Repeat the records below exactly.

====================

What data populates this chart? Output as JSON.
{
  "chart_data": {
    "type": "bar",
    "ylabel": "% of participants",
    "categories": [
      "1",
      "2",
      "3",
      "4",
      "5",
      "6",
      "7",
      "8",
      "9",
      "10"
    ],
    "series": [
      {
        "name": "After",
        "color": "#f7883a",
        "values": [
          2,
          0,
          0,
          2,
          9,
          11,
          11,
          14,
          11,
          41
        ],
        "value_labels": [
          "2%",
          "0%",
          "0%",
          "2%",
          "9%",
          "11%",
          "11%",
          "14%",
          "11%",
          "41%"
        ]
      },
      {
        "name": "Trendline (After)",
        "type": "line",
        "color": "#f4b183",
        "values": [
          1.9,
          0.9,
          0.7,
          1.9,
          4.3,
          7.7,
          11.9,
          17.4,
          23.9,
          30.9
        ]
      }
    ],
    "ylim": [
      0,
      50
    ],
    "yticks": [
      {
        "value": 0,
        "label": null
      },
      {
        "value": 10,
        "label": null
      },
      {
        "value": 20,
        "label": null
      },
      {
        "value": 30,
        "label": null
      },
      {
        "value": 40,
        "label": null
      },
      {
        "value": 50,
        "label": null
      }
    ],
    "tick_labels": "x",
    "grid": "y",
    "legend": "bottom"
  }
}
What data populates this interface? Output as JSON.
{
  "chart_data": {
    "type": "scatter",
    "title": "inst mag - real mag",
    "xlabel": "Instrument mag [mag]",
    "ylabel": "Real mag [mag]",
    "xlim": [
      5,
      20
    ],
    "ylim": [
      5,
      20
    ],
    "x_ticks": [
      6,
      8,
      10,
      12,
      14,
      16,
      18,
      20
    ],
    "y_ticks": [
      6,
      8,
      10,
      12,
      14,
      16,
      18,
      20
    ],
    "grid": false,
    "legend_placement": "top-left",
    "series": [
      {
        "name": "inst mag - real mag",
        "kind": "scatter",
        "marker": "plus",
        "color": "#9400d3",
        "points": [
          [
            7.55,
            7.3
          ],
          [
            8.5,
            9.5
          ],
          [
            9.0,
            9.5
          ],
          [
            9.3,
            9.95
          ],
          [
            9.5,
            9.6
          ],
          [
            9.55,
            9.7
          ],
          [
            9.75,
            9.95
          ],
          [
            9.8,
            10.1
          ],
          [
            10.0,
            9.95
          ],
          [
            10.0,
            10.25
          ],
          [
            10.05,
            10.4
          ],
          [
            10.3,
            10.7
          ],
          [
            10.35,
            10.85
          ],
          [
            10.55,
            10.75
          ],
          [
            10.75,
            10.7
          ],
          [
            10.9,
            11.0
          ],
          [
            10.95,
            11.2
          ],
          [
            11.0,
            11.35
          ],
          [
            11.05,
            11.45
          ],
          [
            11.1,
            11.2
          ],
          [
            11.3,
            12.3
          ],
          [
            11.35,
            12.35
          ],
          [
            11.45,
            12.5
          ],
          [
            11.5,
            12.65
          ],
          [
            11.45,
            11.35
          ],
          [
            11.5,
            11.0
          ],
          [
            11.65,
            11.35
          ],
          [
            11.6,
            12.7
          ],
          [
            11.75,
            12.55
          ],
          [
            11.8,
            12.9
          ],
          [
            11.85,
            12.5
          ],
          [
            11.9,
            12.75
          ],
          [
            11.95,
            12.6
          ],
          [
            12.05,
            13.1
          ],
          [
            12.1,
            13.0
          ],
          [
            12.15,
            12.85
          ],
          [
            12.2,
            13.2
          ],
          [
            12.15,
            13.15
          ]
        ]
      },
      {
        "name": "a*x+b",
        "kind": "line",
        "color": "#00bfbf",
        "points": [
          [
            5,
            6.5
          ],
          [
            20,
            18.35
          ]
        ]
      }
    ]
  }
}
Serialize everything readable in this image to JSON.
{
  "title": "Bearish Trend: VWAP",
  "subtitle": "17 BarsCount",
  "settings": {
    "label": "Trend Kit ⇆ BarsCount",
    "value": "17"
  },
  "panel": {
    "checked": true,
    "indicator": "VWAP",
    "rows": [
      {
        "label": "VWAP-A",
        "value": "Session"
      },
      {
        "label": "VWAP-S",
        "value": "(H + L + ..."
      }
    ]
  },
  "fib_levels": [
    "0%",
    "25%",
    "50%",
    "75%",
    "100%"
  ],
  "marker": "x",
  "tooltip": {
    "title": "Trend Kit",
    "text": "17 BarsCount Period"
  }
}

====================

Answer to the exercise:
What data populates this chart? Output as JSON.
{
  "chart_data": {
    "type": "bar",
    "ylabel": "% of participants",
    "categories": [
      "1",
      "2",
      "3",
      "4",
      "5",
      "6",
      "7",
      "8",
      "9",
      "10"
    ],
    "series": [
      {
        "name": "After",
        "color": "#f7883a",
        "values": [
          2,
          0,
          0,
          2,
          9,
          11,
          11,
          14,
          11,
          41
        ],
        "value_labels": [
          "2%",
          "0%",
          "0%",
          "2%",
          "9%",
          "11%",
          "11%",
          "14%",
          "11%",
          "41%"
        ]
      },
      {
        "name": "Trendline (After)",
        "type": "line",
        "color": "#f4b183",
        "values": [
          1.9,
          0.9,
          0.7,
          1.9,
          4.3,
          7.7,
          11.9,
          17.4,
          23.9,
          30.9
        ]
      }
    ],
    "ylim": [
      0,
      50
    ],
    "yticks": [
      {
        "value": 0,
        "label": null
      },
      {
        "value": 10,
        "label": null
      },
      {
        "value": 20,
        "label": null
      },
      {
        "value": 30,
        "label": null
      },
      {
        "value": 40,
        "label": null
      },
      {
        "value": 50,
        "label": null
      }
    ],
    "tick_labels": "x",
    "grid": "y",
    "legend": "bottom"
  }
}
What data populates this interface? Output as JSON.
{
  "chart_data": {
    "type": "scatter",
    "title": "inst mag - real mag",
    "xlabel": "Instrument mag [mag]",
    "ylabel": "Real mag [mag]",
    "xlim": [
      5,
      20
    ],
    "ylim": [
      5,
      20
    ],
    "x_ticks": [
      6,
      8,
      10,
      12,
      14,
      16,
      18,
      20
    ],
    "y_ticks": [
      6,
      8,
      10,
      12,
      14,
      16,
      18,
      20
    ],
    "grid": false,
    "legend_placement": "top-left",
    "series": [
      {
        "name": "inst mag - real mag",
        "kind": "scatter",
        "marker": "plus",
        "color": "#9400d3",
        "points": [
          [
            7.55,
            7.3
          ],
          [
            8.5,
            9.5
          ],
          [
            9.0,
            9.5
          ],
          [
            9.3,
            9.95
          ],
          [
            9.5,
            9.6
          ],
          [
            9.55,
            9.7
          ],
          [
            9.75,
            9.95
          ],
          [
            9.8,
            10.1
          ],
          [
            10.0,
            9.95
          ],
          [
            10.0,
            10.25
          ],
          [
            10.05,
            10.4
          ],
          [
            10.3,
            10.7
          ],
          [
            10.35,
            10.85
          ],
          [
            10.55,
            10.75
          ],
          [
            10.75,
            10.7
          ],
          [
            10.9,
            11.0
          ],
          [
            10.95,
            11.2
          ],
          [
            11.0,
            11.35
          ],
          [
            11.05,
            11.45
          ],
          [
            11.1,
            11.2
          ],
          [
            11.3,
            12.3
          ],
          [
            11.35,
            12.35
          ],
          [
            11.45,
            12.5
          ],
          [
            11.5,
            12.65
          ],
          [
            11.45,
            11.35
          ],
          [
            11.5,
            11.0
          ],
          [
            11.65,
            11.35
          ],
          [
            11.6,
            12.7
          ],
          [
            11.75,
            12.55
          ],
          [
            11.8,
            12.9
          ],
          [
            11.85,
            12.5
          ],
          [
            11.9,
            12.75
          ],
          [
            11.95,
            12.6
          ],
          [
            12.05,
            13.1
          ],
          [
            12.1,
            13.0
          ],
          [
            12.15,
            12.85
          ],
          [
            12.2,
            13.2
          ],
          [
            12.15,
            13.15
          ]
        ]
      },
      {
        "name": "a*x+b",
        "kind": "line",
        "color": "#00bfbf",
        "points": [
          [
            5,
            6.5
          ],
          [
            20,
            18.35
          ]
        ]
      }
    ]
  }
}
Serialize everything readable in this image to JSON.
{
  "title": "Bearish Trend: VWAP",
  "subtitle": "17 BarsCount",
  "settings": {
    "label": "Trend Kit ⇆ BarsCount",
    "value": "17"
  },
  "panel": {
    "checked": true,
    "indicator": "VWAP",
    "rows": [
      {
        "label": "VWAP-A",
        "value": "Session"
      },
      {
        "label": "VWAP-S",
        "value": "(H + L + ..."
      }
    ]
  },
  "fib_levels": [
    "0%",
    "25%",
    "50%",
    "75%",
    "100%"
  ],
  "marker": "x",
  "tooltip": {
    "title": "Trend Kit",
    "text": "17 BarsCount Period"
  }
}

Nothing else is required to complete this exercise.